Problem to work on
Select and copy out every line in the records containing "Research".

========================================

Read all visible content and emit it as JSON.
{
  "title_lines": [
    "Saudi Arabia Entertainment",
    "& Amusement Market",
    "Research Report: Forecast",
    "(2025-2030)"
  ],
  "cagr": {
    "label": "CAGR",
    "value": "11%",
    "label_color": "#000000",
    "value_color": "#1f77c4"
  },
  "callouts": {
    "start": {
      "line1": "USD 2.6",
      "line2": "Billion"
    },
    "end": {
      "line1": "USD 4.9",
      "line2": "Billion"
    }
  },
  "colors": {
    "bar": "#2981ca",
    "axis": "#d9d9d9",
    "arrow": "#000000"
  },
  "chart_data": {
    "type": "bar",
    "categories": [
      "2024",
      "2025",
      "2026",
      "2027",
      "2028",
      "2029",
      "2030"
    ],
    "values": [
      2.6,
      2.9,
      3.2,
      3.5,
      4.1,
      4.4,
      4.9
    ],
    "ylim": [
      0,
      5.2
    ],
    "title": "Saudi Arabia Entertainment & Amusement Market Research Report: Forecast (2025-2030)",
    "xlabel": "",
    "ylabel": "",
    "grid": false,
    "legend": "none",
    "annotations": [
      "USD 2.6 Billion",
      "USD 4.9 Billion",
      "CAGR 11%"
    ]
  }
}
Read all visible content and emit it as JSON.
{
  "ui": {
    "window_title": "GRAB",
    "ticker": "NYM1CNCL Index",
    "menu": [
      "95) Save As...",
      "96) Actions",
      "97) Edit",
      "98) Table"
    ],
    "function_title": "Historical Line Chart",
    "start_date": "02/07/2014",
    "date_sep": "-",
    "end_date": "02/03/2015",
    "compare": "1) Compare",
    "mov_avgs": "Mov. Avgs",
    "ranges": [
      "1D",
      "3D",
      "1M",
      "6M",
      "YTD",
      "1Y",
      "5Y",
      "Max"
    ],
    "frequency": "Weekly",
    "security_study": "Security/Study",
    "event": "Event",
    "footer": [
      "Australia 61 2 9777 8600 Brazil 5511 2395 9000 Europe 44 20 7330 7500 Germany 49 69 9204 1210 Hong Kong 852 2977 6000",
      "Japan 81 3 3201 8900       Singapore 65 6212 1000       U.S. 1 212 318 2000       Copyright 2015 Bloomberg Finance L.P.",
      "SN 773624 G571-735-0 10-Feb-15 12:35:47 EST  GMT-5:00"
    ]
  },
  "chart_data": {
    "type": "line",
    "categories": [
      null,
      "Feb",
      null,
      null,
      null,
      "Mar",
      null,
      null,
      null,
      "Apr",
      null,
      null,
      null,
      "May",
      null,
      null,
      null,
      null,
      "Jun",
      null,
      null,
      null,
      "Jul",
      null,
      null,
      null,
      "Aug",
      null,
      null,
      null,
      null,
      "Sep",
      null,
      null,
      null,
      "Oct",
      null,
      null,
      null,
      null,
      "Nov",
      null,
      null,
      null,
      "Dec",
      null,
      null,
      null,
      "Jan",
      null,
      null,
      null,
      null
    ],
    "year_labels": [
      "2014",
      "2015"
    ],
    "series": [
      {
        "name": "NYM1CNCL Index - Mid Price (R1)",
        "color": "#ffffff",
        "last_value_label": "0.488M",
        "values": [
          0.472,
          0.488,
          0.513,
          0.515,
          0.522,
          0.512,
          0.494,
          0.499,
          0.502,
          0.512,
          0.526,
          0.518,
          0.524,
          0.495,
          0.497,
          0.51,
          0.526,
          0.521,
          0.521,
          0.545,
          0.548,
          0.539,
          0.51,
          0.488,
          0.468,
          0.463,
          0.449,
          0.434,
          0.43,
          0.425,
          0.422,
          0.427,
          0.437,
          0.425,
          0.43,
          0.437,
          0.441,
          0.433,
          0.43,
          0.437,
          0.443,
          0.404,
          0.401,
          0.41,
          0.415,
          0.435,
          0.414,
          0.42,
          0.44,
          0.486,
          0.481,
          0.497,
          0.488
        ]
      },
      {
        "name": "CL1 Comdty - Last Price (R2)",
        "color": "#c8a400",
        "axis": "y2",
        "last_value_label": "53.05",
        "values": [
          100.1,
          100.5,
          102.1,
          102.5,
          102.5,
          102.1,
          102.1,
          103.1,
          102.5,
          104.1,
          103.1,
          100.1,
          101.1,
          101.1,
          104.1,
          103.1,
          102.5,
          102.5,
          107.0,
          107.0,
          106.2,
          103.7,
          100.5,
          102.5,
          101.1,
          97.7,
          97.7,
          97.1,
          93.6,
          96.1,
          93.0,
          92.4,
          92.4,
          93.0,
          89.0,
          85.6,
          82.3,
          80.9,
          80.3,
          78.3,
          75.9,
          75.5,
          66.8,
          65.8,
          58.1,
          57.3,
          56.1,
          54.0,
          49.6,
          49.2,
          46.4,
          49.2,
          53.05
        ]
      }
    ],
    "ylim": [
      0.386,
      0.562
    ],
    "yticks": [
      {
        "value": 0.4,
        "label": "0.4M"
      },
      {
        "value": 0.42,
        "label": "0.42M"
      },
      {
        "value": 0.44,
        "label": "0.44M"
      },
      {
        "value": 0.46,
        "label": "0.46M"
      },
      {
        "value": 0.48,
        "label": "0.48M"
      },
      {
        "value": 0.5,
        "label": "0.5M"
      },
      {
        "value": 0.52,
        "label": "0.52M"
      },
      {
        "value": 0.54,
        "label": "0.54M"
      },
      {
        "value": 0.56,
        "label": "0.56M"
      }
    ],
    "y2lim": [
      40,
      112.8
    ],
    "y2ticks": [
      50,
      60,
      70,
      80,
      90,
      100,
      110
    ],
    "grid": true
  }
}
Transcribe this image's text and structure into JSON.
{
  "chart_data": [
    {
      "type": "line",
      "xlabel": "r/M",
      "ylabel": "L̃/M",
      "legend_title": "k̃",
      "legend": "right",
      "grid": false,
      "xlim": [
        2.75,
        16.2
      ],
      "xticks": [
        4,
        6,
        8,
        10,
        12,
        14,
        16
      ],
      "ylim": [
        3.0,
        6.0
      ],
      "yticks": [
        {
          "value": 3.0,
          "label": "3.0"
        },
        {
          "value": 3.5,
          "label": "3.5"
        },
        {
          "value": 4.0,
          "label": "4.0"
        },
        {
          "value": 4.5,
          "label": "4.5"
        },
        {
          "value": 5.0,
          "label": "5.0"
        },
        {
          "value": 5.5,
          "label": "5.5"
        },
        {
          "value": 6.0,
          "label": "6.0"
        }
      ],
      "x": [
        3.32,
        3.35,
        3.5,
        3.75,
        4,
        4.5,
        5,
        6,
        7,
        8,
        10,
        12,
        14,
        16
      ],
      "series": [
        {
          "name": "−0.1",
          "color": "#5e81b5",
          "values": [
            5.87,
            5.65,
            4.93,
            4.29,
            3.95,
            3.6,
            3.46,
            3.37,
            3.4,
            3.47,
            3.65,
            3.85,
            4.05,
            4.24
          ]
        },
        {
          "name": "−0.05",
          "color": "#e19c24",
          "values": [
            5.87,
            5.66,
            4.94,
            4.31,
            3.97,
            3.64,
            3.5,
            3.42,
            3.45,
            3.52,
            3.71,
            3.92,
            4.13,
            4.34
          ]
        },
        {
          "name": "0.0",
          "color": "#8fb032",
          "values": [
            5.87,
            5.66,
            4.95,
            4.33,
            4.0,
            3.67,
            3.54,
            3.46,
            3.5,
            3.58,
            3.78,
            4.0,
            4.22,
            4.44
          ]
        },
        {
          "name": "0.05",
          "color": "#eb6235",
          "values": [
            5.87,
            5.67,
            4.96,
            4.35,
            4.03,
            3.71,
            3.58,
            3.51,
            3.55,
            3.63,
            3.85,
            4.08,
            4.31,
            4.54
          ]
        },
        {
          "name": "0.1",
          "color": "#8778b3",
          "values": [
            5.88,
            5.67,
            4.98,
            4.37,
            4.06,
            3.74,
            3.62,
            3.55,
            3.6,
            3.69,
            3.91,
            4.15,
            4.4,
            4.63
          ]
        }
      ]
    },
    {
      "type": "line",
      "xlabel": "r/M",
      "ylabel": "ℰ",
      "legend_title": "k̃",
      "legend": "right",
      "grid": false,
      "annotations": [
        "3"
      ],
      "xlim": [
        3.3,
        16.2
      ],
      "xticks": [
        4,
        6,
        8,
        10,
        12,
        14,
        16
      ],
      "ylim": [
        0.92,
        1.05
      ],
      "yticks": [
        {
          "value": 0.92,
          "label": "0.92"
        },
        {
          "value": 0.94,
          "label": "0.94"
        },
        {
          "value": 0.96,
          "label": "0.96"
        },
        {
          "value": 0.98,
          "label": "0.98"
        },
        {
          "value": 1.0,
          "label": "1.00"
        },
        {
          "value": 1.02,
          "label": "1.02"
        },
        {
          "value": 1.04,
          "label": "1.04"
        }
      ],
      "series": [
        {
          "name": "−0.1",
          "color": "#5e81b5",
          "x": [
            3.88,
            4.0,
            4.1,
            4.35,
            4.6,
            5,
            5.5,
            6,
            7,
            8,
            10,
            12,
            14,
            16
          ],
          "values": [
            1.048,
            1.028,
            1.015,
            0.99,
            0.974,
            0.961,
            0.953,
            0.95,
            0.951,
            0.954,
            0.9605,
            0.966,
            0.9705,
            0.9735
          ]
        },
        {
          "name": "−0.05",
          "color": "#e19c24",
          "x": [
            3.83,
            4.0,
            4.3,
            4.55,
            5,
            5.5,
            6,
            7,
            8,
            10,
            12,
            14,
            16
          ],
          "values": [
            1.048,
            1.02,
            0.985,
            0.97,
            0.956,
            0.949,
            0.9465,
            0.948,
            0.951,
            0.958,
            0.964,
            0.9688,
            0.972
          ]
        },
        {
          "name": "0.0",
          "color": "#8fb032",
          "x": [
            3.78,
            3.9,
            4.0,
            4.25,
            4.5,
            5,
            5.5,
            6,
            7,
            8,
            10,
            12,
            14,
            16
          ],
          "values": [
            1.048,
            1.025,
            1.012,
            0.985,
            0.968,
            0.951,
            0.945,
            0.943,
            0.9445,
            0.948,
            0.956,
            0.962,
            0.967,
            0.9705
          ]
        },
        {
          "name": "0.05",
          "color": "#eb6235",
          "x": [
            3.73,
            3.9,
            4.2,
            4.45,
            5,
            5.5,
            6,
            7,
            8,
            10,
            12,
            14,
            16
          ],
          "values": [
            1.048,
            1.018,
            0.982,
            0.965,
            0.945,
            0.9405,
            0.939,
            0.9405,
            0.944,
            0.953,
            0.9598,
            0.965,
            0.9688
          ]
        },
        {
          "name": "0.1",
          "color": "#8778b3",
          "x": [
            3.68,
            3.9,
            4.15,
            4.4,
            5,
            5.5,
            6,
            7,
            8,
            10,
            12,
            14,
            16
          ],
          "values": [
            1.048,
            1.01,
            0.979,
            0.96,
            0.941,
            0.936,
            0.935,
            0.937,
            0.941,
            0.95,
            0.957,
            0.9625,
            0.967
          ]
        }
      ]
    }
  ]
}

========================================

Solution to the exercise
    "Research Report: Forecast",
    "title": "Saudi Arabia Entertainment & Amusement Market Research Report: Forecast (2025-2030)",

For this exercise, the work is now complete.